[Written exercise] Your answer should be a single number: the count of lines containing "name".
"""
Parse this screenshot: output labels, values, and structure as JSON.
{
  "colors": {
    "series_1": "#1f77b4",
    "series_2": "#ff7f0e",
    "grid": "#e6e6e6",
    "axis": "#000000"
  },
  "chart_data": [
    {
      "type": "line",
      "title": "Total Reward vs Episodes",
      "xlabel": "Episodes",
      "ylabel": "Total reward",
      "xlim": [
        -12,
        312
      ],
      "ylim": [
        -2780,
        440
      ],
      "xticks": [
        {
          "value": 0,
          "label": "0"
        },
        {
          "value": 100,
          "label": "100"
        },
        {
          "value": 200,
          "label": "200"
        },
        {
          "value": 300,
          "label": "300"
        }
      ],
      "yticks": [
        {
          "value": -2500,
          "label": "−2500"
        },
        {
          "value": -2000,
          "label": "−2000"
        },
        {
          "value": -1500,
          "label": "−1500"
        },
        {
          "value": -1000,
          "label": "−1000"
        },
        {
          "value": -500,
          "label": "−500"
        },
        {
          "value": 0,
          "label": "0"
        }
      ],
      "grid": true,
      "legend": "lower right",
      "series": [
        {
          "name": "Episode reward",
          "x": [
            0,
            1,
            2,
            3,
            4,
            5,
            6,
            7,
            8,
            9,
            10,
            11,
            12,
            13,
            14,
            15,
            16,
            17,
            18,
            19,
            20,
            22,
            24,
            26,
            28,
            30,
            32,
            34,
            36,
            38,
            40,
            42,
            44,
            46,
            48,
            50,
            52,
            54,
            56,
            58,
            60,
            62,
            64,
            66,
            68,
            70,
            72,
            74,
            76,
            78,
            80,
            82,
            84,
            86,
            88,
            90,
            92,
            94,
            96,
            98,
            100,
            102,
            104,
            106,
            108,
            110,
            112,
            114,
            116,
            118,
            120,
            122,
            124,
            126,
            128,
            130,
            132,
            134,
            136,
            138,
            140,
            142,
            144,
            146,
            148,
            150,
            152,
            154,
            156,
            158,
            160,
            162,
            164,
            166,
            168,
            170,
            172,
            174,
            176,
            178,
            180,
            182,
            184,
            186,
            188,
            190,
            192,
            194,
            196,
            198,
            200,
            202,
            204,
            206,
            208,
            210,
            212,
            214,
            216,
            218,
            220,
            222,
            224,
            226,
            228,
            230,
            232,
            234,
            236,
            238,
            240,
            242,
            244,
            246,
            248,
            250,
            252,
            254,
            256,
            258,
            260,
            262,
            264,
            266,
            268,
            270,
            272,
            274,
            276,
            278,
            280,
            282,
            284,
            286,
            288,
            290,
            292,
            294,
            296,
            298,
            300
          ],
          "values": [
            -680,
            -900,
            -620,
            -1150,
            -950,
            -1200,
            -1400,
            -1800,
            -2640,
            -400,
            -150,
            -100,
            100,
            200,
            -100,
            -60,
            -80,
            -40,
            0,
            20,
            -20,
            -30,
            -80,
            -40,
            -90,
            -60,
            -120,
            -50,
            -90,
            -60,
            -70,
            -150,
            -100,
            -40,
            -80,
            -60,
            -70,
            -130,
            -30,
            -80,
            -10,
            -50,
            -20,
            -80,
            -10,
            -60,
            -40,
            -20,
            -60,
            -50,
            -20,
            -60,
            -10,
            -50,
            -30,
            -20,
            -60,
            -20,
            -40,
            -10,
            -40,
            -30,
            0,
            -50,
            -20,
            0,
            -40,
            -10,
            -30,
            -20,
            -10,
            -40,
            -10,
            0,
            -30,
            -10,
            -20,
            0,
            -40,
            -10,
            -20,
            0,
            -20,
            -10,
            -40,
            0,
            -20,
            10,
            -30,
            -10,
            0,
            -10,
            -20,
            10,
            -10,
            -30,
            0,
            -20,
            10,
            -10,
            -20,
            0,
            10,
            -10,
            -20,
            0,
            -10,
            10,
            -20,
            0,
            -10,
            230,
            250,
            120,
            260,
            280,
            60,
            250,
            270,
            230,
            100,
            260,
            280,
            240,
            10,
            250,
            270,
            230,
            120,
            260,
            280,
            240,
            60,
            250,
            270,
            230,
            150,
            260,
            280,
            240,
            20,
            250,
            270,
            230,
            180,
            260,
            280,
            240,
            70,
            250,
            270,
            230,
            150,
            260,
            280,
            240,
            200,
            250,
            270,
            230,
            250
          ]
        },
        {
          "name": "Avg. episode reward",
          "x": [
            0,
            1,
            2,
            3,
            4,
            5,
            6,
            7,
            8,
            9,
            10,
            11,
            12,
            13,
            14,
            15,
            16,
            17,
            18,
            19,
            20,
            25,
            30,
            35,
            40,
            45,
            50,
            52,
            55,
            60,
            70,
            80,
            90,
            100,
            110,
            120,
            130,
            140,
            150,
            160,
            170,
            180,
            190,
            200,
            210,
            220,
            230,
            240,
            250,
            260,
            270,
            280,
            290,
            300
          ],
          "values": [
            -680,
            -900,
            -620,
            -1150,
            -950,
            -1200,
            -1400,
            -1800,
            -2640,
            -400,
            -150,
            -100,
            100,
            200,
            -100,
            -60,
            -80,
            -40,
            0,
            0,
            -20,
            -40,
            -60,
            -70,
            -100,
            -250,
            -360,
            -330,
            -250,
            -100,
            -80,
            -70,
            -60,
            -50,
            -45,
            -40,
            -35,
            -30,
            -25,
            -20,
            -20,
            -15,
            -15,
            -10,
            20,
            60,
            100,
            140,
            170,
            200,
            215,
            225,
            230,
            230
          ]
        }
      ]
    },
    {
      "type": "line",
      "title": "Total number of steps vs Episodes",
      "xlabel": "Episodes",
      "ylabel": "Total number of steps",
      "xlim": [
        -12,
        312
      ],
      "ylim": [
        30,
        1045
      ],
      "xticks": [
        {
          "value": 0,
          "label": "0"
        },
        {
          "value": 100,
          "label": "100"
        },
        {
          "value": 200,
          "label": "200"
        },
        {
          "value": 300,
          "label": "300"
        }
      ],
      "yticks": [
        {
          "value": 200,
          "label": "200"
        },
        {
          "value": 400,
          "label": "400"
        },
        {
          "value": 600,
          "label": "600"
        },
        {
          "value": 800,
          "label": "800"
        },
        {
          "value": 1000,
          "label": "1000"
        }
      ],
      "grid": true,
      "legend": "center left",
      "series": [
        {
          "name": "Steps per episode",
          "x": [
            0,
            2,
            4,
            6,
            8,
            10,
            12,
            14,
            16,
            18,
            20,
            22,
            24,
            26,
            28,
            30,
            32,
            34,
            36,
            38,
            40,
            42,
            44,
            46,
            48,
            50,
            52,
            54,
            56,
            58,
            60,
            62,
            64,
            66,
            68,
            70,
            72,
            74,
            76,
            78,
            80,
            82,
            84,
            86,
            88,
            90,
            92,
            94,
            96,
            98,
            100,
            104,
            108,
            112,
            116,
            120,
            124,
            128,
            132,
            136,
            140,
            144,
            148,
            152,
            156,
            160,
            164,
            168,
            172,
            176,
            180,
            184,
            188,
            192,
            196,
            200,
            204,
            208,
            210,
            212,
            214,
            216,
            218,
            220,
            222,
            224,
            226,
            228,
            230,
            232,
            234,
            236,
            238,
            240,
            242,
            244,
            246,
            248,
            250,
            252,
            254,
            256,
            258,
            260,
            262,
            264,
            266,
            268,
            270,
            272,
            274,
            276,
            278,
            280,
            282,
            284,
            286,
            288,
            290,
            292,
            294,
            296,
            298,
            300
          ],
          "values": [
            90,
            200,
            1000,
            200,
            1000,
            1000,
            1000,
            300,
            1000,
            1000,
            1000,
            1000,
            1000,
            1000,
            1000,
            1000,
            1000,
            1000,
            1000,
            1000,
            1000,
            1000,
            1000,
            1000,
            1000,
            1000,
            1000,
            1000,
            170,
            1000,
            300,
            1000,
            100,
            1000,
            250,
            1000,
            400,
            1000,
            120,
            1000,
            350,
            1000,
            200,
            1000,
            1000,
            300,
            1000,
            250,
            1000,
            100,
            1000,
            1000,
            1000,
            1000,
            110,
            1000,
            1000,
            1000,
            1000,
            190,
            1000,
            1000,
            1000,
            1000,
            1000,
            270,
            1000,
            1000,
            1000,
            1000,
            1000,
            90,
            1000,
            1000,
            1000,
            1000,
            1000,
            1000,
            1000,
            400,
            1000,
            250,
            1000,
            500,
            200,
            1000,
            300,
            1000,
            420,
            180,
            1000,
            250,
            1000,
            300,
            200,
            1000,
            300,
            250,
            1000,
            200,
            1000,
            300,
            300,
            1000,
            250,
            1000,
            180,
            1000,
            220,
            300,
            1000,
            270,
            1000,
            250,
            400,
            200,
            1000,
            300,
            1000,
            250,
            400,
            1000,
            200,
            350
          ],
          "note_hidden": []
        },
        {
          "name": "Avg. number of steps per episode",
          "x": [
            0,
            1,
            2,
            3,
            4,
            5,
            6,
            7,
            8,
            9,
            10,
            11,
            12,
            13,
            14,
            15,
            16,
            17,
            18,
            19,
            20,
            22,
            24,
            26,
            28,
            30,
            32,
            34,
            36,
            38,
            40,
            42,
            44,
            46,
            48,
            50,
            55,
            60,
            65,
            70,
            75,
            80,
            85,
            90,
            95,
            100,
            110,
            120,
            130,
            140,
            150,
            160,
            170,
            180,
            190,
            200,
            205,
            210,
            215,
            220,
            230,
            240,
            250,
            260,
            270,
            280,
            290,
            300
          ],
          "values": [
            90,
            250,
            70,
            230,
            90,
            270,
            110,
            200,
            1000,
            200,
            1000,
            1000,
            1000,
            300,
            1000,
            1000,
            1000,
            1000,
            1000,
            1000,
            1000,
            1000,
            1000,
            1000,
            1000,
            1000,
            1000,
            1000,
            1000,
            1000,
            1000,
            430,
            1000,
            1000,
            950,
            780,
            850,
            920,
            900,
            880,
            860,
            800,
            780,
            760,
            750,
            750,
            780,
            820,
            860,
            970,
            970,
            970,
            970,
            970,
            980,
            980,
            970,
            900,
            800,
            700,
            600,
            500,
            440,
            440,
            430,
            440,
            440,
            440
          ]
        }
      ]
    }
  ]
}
"""
[Answer to the problem] 4